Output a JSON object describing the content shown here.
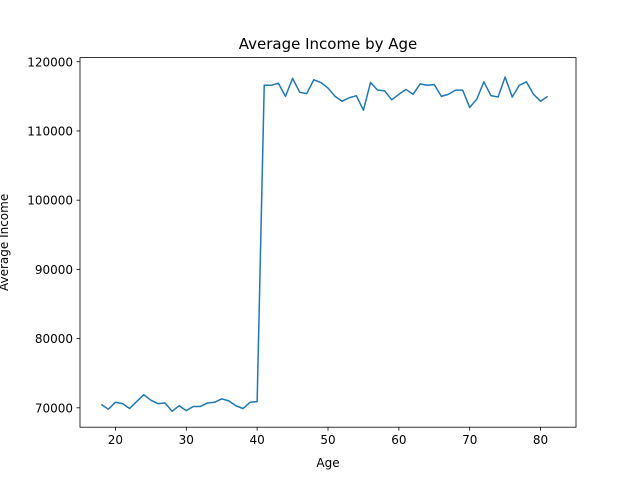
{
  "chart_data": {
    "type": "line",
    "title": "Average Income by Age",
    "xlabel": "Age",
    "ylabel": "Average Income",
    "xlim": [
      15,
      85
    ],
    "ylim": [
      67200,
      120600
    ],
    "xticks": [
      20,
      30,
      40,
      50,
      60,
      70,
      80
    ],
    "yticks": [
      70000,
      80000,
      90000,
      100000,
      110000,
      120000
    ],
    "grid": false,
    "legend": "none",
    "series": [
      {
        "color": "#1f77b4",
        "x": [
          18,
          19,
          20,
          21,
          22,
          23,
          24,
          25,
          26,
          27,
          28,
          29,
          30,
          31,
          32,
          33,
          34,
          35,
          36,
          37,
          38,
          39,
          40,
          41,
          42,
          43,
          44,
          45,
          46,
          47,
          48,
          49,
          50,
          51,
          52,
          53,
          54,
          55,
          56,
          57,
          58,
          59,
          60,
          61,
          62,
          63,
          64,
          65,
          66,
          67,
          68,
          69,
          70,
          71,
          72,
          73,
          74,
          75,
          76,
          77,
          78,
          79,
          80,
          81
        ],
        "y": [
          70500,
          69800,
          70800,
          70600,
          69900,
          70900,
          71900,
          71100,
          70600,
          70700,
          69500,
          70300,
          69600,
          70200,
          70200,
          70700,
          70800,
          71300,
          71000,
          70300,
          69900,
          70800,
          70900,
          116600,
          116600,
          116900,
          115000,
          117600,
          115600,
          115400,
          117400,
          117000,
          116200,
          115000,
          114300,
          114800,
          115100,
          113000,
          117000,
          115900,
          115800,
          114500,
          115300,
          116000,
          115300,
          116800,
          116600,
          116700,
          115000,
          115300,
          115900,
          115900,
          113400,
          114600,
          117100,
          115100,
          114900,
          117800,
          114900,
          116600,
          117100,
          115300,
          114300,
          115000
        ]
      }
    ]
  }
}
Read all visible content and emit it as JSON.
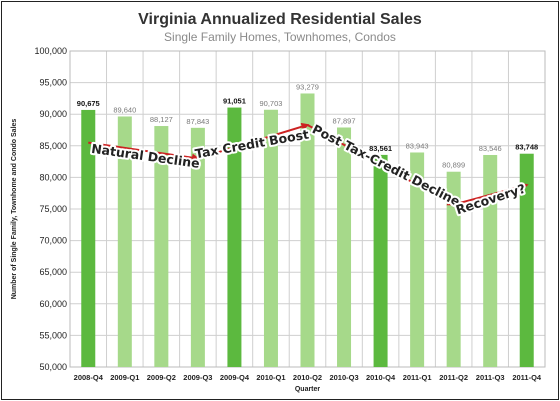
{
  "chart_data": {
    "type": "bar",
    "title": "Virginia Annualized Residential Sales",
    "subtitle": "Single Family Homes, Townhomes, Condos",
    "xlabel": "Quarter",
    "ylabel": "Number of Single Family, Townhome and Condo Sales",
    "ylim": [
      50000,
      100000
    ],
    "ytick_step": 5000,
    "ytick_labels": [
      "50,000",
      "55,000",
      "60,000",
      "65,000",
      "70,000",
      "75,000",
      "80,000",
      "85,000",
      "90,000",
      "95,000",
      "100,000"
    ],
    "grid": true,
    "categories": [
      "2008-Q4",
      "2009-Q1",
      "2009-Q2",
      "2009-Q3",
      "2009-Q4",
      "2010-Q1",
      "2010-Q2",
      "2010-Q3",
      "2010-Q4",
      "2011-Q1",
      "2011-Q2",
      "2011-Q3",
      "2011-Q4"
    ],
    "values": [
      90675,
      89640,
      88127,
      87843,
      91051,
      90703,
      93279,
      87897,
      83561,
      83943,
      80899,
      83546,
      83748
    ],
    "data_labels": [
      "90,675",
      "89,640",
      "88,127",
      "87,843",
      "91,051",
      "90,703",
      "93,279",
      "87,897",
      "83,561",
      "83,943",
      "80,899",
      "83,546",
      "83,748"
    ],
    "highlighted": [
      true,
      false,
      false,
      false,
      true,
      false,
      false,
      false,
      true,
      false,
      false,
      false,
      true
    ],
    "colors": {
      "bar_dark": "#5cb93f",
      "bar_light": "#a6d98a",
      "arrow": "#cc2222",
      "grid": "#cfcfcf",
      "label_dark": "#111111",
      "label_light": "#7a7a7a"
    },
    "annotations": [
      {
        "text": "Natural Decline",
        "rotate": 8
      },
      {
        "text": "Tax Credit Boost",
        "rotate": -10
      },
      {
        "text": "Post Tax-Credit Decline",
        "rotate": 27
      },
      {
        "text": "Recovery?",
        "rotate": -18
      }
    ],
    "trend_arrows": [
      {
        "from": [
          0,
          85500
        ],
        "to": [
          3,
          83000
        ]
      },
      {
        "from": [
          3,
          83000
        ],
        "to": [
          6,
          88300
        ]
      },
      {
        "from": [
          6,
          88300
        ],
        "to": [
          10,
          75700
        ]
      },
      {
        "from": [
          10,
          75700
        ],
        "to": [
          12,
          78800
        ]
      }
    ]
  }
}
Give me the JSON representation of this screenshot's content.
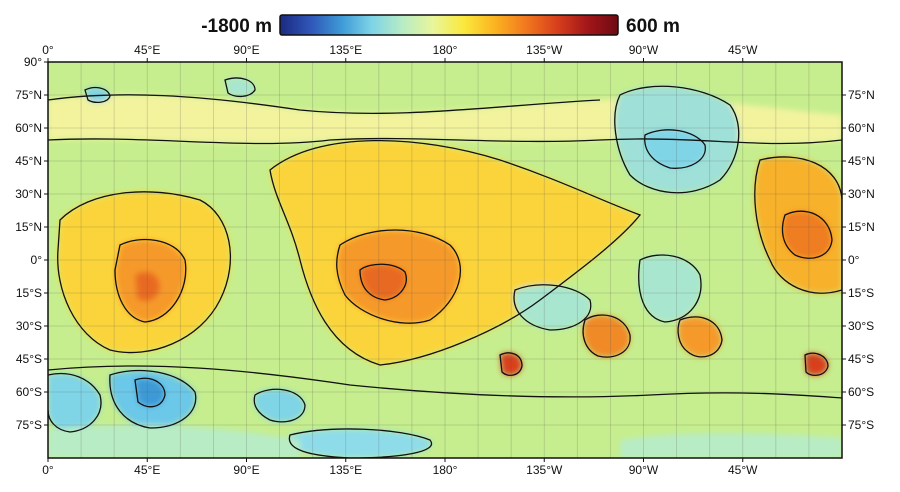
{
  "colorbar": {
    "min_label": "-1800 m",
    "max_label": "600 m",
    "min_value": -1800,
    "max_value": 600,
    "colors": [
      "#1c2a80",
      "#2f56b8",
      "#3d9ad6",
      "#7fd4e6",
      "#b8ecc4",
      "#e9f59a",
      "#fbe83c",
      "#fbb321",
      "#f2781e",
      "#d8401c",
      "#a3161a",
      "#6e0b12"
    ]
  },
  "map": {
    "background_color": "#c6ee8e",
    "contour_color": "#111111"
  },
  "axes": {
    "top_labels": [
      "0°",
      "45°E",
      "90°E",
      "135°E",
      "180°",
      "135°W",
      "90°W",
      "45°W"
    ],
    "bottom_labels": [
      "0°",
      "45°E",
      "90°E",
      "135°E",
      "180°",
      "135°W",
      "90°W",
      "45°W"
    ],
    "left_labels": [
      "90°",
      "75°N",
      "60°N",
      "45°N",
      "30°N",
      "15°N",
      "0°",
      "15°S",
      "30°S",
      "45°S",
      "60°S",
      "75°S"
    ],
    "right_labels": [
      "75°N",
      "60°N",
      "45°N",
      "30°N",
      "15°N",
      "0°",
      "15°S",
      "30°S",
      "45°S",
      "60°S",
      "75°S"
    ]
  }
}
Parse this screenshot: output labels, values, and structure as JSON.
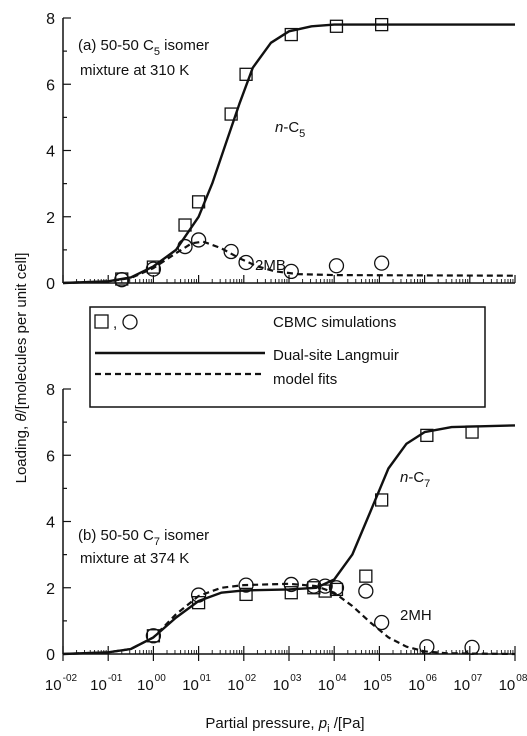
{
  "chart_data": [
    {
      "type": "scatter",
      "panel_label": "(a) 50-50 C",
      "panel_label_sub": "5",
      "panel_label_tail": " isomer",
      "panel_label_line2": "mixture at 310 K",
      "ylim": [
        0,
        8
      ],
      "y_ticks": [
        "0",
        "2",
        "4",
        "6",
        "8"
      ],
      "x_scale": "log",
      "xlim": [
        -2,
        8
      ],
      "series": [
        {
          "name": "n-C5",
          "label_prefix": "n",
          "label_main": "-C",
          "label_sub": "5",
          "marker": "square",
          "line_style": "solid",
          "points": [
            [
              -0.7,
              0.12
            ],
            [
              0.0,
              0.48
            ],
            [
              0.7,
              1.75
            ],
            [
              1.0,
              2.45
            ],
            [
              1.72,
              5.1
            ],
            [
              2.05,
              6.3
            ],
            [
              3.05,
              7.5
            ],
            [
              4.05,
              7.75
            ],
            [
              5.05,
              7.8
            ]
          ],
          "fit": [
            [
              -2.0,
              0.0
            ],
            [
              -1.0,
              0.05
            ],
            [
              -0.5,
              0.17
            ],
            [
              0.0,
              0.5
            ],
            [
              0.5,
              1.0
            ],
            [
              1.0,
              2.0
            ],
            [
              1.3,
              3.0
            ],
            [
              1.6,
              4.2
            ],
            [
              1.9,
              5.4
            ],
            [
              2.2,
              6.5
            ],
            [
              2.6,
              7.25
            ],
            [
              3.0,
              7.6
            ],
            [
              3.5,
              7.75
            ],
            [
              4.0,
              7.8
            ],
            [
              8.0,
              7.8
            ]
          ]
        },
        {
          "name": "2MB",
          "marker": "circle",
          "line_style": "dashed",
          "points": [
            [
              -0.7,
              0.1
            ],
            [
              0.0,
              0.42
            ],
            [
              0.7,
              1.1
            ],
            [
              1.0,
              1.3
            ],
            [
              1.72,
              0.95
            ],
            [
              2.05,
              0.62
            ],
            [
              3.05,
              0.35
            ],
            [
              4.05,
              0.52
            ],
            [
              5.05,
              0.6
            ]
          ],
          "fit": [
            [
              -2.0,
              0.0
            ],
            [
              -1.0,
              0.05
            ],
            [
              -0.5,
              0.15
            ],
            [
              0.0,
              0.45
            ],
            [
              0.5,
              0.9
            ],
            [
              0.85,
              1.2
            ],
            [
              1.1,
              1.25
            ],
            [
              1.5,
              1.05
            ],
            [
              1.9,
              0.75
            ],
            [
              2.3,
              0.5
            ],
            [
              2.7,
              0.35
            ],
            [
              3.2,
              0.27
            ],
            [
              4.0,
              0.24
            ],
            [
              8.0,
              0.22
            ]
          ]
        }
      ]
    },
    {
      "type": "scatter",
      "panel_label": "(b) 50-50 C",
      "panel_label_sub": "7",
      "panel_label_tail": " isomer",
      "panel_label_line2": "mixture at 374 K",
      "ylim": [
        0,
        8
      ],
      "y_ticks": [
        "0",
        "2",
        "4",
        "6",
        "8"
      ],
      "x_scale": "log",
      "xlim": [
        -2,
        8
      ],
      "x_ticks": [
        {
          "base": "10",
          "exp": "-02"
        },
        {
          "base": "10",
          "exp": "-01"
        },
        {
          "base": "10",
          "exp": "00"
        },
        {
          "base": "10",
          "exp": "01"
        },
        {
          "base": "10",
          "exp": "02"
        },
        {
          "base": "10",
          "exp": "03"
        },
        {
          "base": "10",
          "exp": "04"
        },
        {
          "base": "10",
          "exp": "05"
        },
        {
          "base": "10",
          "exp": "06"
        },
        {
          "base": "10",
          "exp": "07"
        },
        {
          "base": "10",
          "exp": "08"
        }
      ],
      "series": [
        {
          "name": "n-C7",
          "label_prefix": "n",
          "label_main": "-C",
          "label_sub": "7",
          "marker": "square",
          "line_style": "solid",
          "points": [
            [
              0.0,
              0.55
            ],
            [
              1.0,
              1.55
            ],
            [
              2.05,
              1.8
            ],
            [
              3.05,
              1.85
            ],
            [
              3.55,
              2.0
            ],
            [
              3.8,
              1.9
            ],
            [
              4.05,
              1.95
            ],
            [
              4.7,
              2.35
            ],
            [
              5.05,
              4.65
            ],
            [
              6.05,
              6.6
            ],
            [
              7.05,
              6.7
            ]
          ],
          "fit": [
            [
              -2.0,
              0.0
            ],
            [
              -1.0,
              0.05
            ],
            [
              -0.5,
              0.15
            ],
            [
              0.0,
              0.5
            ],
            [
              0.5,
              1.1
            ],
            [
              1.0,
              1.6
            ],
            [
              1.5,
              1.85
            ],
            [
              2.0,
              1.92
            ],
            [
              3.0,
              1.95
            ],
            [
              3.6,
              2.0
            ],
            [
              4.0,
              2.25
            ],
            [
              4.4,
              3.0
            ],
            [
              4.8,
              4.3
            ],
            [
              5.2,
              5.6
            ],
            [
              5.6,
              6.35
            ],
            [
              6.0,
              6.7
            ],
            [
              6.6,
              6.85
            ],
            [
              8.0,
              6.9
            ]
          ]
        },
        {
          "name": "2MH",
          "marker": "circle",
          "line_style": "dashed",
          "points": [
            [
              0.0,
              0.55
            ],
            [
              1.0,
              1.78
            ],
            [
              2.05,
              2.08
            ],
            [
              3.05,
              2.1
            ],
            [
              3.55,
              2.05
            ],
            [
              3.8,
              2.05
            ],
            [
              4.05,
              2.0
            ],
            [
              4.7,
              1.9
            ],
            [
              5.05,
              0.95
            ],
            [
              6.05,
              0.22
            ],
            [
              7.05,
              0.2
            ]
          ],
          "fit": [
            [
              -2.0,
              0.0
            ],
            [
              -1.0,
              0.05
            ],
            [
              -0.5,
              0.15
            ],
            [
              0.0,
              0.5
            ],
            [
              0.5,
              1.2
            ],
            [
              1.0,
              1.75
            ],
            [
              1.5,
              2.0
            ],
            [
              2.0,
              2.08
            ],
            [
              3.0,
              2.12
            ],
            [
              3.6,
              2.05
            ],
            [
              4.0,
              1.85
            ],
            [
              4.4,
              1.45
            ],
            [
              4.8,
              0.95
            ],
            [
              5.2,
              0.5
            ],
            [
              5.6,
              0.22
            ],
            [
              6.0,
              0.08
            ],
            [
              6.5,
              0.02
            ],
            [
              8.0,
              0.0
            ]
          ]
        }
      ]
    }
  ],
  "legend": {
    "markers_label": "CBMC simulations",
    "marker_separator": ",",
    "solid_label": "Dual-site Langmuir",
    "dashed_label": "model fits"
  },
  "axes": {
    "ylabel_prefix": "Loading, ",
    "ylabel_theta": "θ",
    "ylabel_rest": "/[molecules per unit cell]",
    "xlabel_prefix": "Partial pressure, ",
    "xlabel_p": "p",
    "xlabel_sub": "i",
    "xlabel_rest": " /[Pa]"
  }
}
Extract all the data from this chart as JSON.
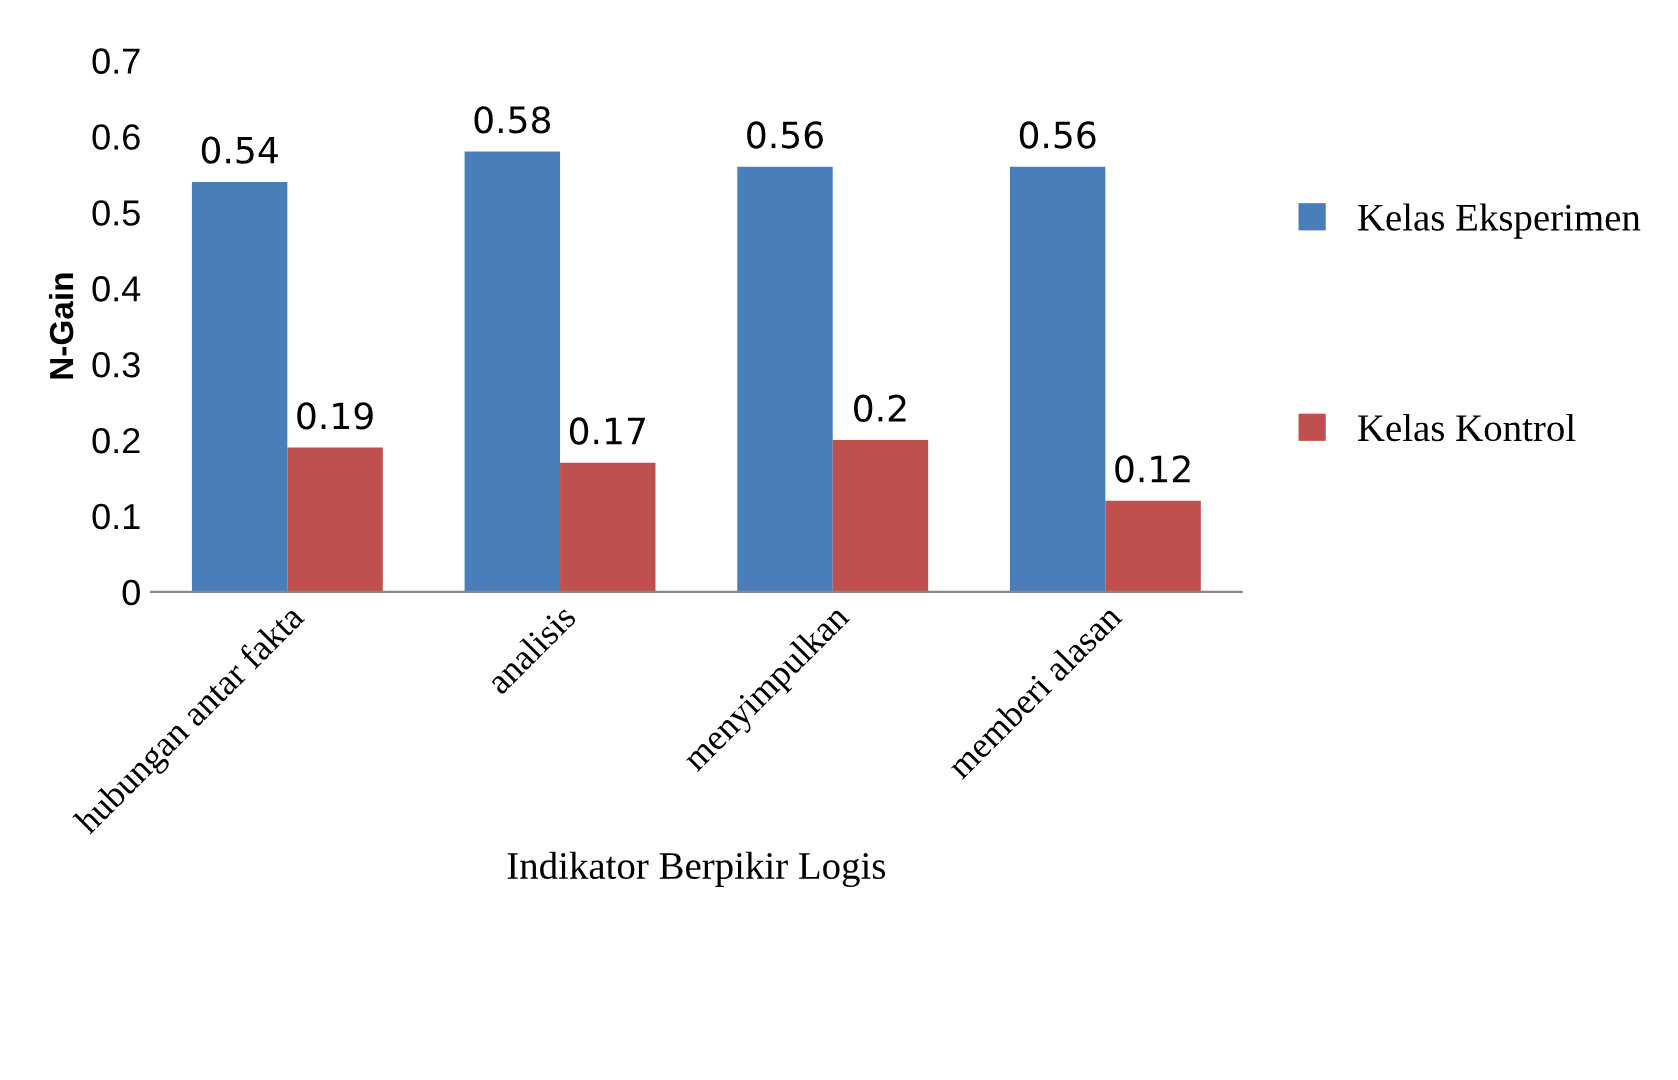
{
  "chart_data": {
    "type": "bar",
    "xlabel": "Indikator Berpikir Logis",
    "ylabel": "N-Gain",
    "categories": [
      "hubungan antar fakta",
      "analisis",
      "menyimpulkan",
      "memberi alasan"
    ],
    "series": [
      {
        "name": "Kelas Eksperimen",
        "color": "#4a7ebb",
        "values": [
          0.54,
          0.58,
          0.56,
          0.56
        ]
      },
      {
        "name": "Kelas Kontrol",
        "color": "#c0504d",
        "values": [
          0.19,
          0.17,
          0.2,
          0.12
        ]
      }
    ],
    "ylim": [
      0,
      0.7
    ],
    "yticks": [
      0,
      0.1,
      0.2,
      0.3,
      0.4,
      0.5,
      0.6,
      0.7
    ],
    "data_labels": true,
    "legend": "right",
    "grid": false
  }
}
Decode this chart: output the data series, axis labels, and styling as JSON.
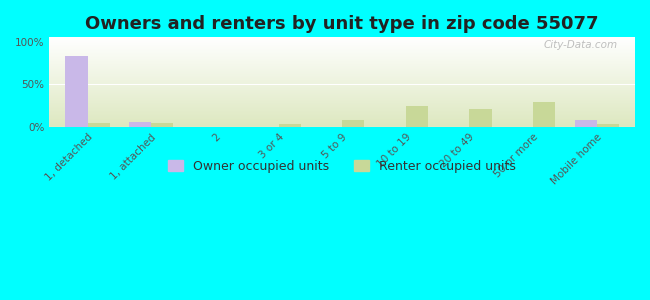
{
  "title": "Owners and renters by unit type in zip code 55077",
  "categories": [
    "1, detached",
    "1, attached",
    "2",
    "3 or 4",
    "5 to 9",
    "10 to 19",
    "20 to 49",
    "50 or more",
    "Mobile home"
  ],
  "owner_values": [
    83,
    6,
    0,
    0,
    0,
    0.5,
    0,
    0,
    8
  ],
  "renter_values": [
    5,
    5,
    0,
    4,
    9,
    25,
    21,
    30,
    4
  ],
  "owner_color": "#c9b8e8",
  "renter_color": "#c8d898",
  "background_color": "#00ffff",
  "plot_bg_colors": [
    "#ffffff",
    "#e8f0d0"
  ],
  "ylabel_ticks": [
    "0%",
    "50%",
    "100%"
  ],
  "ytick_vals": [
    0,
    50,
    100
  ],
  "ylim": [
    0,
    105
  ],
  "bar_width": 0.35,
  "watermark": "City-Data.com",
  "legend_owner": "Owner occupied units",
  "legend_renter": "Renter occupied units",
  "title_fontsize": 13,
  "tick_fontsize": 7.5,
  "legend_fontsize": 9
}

- [EXERCISE]: Select the lines from the entries that include the word "mixture".

- [RESPONSE FOR THIS EXERCISE]:
      "panel_label_line2": "mixture at 310 K",
      "panel_label_line2": "mixture at 374 K",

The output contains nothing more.